In the material below, find every line with "role" and pull it out.

▽

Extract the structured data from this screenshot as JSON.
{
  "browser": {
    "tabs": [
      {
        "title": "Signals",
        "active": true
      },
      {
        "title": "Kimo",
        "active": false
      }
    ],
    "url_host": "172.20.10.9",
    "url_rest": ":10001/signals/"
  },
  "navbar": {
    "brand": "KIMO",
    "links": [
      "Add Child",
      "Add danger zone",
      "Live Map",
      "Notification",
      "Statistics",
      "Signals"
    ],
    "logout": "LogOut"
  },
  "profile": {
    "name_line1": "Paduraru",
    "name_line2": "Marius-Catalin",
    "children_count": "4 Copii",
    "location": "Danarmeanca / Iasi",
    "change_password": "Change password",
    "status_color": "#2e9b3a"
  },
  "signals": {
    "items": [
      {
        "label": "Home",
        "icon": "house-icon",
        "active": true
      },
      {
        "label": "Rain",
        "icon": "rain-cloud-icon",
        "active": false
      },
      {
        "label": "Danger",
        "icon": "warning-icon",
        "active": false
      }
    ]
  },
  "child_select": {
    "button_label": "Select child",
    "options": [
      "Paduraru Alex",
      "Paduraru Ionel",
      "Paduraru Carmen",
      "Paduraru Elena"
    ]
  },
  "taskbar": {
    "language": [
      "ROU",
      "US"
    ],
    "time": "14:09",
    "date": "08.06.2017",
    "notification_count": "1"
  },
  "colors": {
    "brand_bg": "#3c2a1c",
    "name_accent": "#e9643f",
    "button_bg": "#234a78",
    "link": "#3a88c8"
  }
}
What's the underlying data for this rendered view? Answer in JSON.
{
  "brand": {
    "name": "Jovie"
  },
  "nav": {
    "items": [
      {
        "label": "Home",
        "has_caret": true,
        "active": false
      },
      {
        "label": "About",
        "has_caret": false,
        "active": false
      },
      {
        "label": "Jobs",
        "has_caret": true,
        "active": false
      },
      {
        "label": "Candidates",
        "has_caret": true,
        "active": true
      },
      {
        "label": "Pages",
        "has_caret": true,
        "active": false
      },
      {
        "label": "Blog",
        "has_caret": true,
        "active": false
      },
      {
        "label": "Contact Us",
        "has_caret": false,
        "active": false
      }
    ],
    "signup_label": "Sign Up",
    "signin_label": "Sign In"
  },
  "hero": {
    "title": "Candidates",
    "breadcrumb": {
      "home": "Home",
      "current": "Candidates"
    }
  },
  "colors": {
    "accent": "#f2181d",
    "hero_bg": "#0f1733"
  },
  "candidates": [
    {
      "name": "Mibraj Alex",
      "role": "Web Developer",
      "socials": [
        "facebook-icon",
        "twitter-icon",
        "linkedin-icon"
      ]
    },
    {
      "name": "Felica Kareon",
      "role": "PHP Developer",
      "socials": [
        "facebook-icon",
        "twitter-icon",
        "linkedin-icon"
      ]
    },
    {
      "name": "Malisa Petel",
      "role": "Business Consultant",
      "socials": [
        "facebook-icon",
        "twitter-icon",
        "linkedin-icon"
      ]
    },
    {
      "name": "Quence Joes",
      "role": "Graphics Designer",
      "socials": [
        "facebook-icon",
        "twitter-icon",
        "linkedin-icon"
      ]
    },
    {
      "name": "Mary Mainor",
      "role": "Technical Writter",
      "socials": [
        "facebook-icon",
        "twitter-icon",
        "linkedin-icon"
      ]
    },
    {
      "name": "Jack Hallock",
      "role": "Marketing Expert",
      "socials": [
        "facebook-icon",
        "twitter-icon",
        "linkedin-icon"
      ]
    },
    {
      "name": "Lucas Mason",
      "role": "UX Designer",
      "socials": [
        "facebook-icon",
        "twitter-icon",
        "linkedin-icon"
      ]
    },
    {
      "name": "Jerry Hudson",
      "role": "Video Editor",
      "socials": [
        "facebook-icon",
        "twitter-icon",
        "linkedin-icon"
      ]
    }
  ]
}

△

▶ TASK RESULT:
      "role": "Web Developer",
      "role": "PHP Developer",
      "role": "Business Consultant",
      "role": "Graphics Designer",
      "role": "Technical Writter",
      "role": "Marketing Expert",
      "role": "UX Designer",
      "role": "Video Editor",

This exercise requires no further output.